Objective :: Collect all lines from the listing that include the string "style".
..............................
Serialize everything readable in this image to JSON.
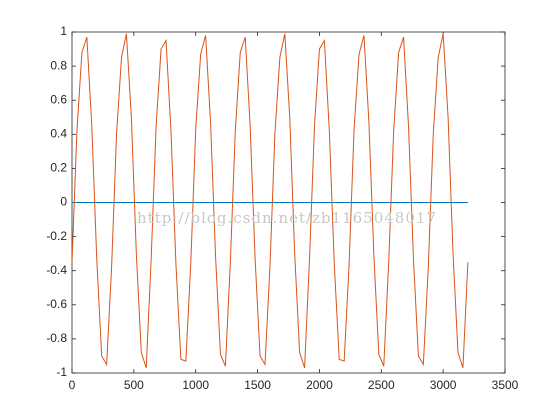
{
  "chart_data": {
    "type": "line",
    "annotation": "http://blog.csdn.net/zb1165048017",
    "xlim": [
      0,
      3500
    ],
    "xticks": [
      0,
      500,
      1000,
      1500,
      2000,
      2500,
      3000,
      3500
    ],
    "ylim": [
      -1,
      1
    ],
    "yticks": [
      -1,
      -0.8,
      -0.6,
      -0.4,
      -0.2,
      0,
      0.2,
      0.4,
      0.6,
      0.8,
      1
    ],
    "series": [
      {
        "color": "#0072bd",
        "x": [
          0,
          3200
        ],
        "values": [
          0,
          0
        ]
      },
      {
        "color": "#d95319",
        "x": [
          0,
          40,
          80,
          120,
          160,
          200,
          240,
          280,
          320,
          360,
          400,
          440,
          480,
          520,
          560,
          600,
          640,
          680,
          720,
          760,
          800,
          840,
          880,
          920,
          960,
          1000,
          1040,
          1080,
          1120,
          1160,
          1200,
          1240,
          1280,
          1320,
          1360,
          1400,
          1440,
          1480,
          1520,
          1560,
          1600,
          1640,
          1680,
          1720,
          1760,
          1800,
          1840,
          1880,
          1920,
          1960,
          2000,
          2040,
          2080,
          2120,
          2160,
          2200,
          2240,
          2280,
          2320,
          2360,
          2400,
          2440,
          2480,
          2520,
          2560,
          2600,
          2640,
          2680,
          2720,
          2760,
          2800,
          2840,
          2880,
          2920,
          2960,
          3000,
          3040,
          3080,
          3120,
          3160,
          3200
        ],
        "values": [
          -0.35,
          0.42,
          0.88,
          0.97,
          0.45,
          -0.33,
          -0.9,
          -0.95,
          -0.38,
          0.4,
          0.85,
          0.99,
          0.5,
          -0.3,
          -0.88,
          -0.97,
          -0.33,
          0.45,
          0.9,
          0.95,
          0.42,
          -0.36,
          -0.92,
          -0.93,
          -0.36,
          0.43,
          0.87,
          0.98,
          0.47,
          -0.31,
          -0.89,
          -0.96,
          -0.35,
          0.42,
          0.88,
          0.97,
          0.45,
          -0.33,
          -0.9,
          -0.95,
          -0.38,
          0.4,
          0.85,
          0.99,
          0.5,
          -0.3,
          -0.88,
          -0.97,
          -0.33,
          0.45,
          0.9,
          0.95,
          0.42,
          -0.36,
          -0.92,
          -0.93,
          -0.36,
          0.43,
          0.87,
          0.98,
          0.47,
          -0.31,
          -0.89,
          -0.96,
          -0.35,
          0.42,
          0.88,
          0.97,
          0.45,
          -0.33,
          -0.9,
          -0.95,
          -0.38,
          0.4,
          0.85,
          0.99,
          0.5,
          -0.3,
          -0.88,
          -0.97,
          -0.35
        ]
      }
    ]
  }
}
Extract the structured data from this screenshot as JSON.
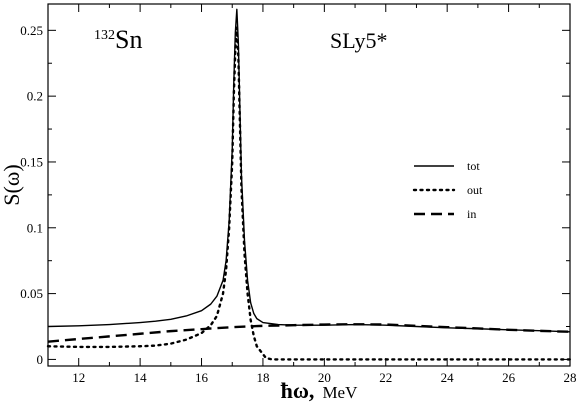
{
  "chart_data": {
    "type": "line",
    "xlabel_symbol": "ħω,",
    "xlabel_unit": "MeV",
    "ylabel": "S(ω)",
    "xlim": [
      11,
      28
    ],
    "ylim": [
      -0.005,
      0.27
    ],
    "xticks": [
      12,
      14,
      16,
      18,
      20,
      22,
      24,
      26,
      28
    ],
    "yticks": [
      0,
      0.05,
      0.1,
      0.15,
      0.2,
      0.25
    ],
    "ytick_labels": [
      "0",
      "0.05",
      "0.1",
      "0.15",
      "0.2",
      "0.25"
    ],
    "annotations": {
      "nucleus_mass": "132",
      "nucleus_symbol": "Sn",
      "force": "SLy5*"
    },
    "legend_position": "right",
    "grid": false,
    "series": [
      {
        "name": "tot",
        "style": "solid",
        "x": [
          11,
          12,
          13,
          14,
          14.5,
          15,
          15.5,
          16,
          16.3,
          16.5,
          16.7,
          16.8,
          16.9,
          17.0,
          17.05,
          17.1,
          17.15,
          17.2,
          17.25,
          17.3,
          17.4,
          17.5,
          17.6,
          17.7,
          17.8,
          18.0,
          18.5,
          19,
          20,
          21,
          22,
          23,
          24,
          25,
          26,
          27,
          28
        ],
        "y": [
          0.025,
          0.0255,
          0.0265,
          0.028,
          0.029,
          0.0305,
          0.033,
          0.037,
          0.042,
          0.048,
          0.06,
          0.075,
          0.105,
          0.16,
          0.21,
          0.248,
          0.266,
          0.24,
          0.19,
          0.14,
          0.09,
          0.06,
          0.043,
          0.035,
          0.031,
          0.028,
          0.0265,
          0.026,
          0.026,
          0.0265,
          0.026,
          0.025,
          0.024,
          0.0233,
          0.0225,
          0.0218,
          0.021
        ]
      },
      {
        "name": "out",
        "style": "dotted",
        "x": [
          11,
          12,
          13,
          14,
          14.5,
          15,
          15.5,
          16,
          16.3,
          16.5,
          16.7,
          16.8,
          16.9,
          17.0,
          17.05,
          17.1,
          17.15,
          17.2,
          17.25,
          17.3,
          17.4,
          17.5,
          17.6,
          17.7,
          17.8,
          18.0,
          18.1,
          18.3,
          19,
          20,
          22,
          24,
          26,
          28
        ],
        "y": [
          0.01,
          0.0095,
          0.0095,
          0.01,
          0.0105,
          0.012,
          0.015,
          0.02,
          0.026,
          0.033,
          0.05,
          0.068,
          0.1,
          0.15,
          0.2,
          0.235,
          0.252,
          0.23,
          0.18,
          0.13,
          0.08,
          0.05,
          0.03,
          0.018,
          0.01,
          0.004,
          0.001,
          0,
          0,
          0,
          0,
          0,
          0,
          0
        ]
      },
      {
        "name": "in",
        "style": "dashed",
        "x": [
          11,
          12,
          13,
          14,
          15,
          16,
          16.5,
          17,
          17.5,
          18,
          19,
          20,
          21,
          22,
          23,
          24,
          25,
          26,
          27,
          28
        ],
        "y": [
          0.0135,
          0.0155,
          0.0175,
          0.0195,
          0.0215,
          0.023,
          0.0238,
          0.0245,
          0.025,
          0.0255,
          0.026,
          0.0265,
          0.0267,
          0.0265,
          0.0255,
          0.0245,
          0.0235,
          0.0225,
          0.0217,
          0.021
        ]
      }
    ]
  }
}
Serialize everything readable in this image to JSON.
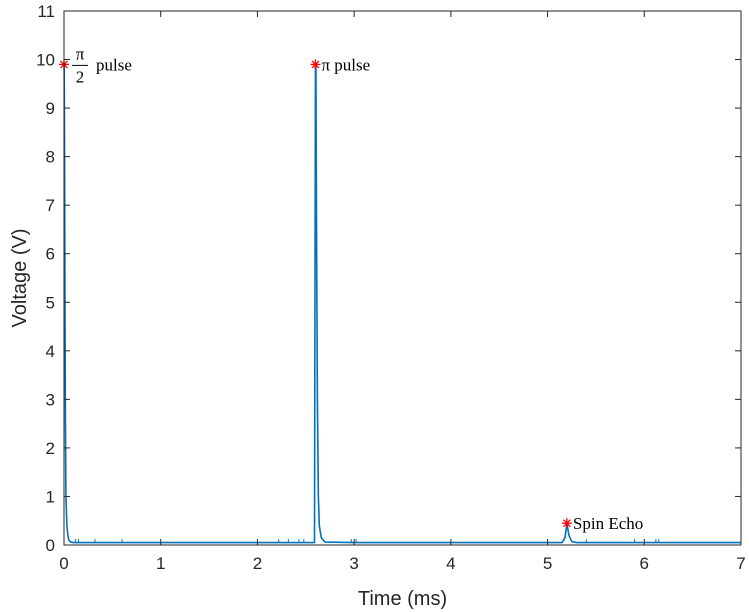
{
  "chart_data": {
    "type": "line",
    "xlabel": "Time (ms)",
    "ylabel": "Voltage (V)",
    "xlim": [
      0,
      7
    ],
    "ylim": [
      0,
      11
    ],
    "xticks": [
      0,
      1,
      2,
      3,
      4,
      5,
      6,
      7
    ],
    "yticks": [
      0,
      1,
      2,
      3,
      4,
      5,
      6,
      7,
      8,
      9,
      10,
      11
    ],
    "grid": false,
    "series": [
      {
        "color": "#0072BD",
        "x": [
          0.0,
          0.002,
          0.006,
          0.01,
          0.015,
          0.02,
          0.03,
          0.04,
          0.05,
          0.07,
          0.1,
          0.2,
          0.5,
          1.0,
          1.5,
          2.0,
          2.5,
          2.59,
          2.595,
          2.6,
          2.605,
          2.61,
          2.62,
          2.63,
          2.64,
          2.66,
          2.7,
          3.0,
          3.5,
          4.0,
          4.5,
          5.0,
          5.15,
          5.18,
          5.2,
          5.22,
          5.25,
          5.3,
          5.5,
          6.0,
          6.5,
          7.0
        ],
        "y": [
          9.9,
          9.9,
          8.0,
          5.0,
          2.5,
          1.0,
          0.4,
          0.2,
          0.1,
          0.06,
          0.05,
          0.05,
          0.05,
          0.05,
          0.05,
          0.05,
          0.05,
          0.05,
          5.0,
          9.9,
          9.9,
          7.0,
          3.0,
          1.0,
          0.4,
          0.15,
          0.06,
          0.05,
          0.05,
          0.05,
          0.05,
          0.05,
          0.05,
          0.15,
          0.45,
          0.2,
          0.07,
          0.05,
          0.05,
          0.05,
          0.05,
          0.05
        ]
      }
    ],
    "markers": [
      {
        "x": 0.0,
        "y": 9.9,
        "color": "#FF0000"
      },
      {
        "x": 2.6,
        "y": 9.9,
        "color": "#FF0000"
      },
      {
        "x": 5.2,
        "y": 0.45,
        "color": "#FF0000"
      }
    ],
    "annotations": [
      {
        "text": "pulse",
        "prefix_fraction": {
          "numerator": "π",
          "denominator": "2"
        },
        "x": 0.0,
        "y": 9.9
      },
      {
        "text": "π pulse",
        "x": 2.6,
        "y": 9.9
      },
      {
        "text": "Spin Echo",
        "x": 5.2,
        "y": 0.45
      }
    ]
  }
}
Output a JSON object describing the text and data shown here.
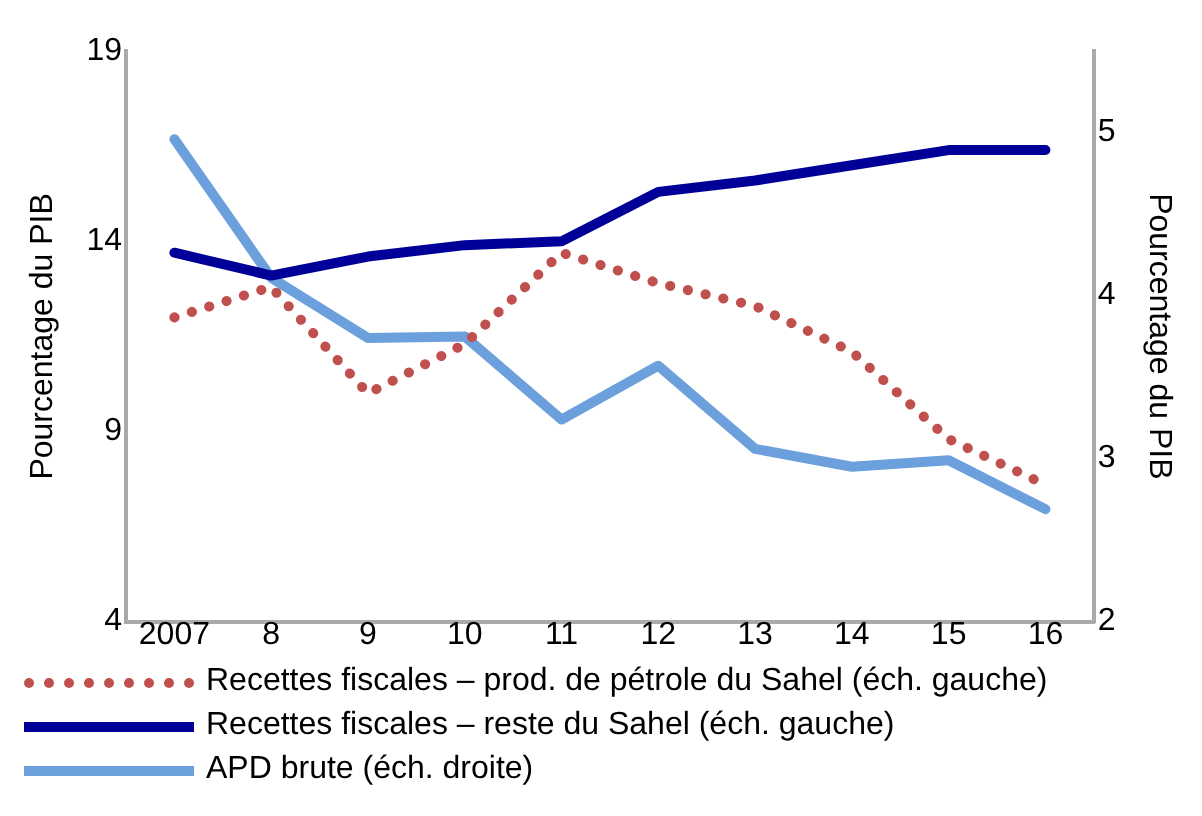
..............................
Task response ::
        "style": "solid",
        "style": "dotted",
        "style": "dashed",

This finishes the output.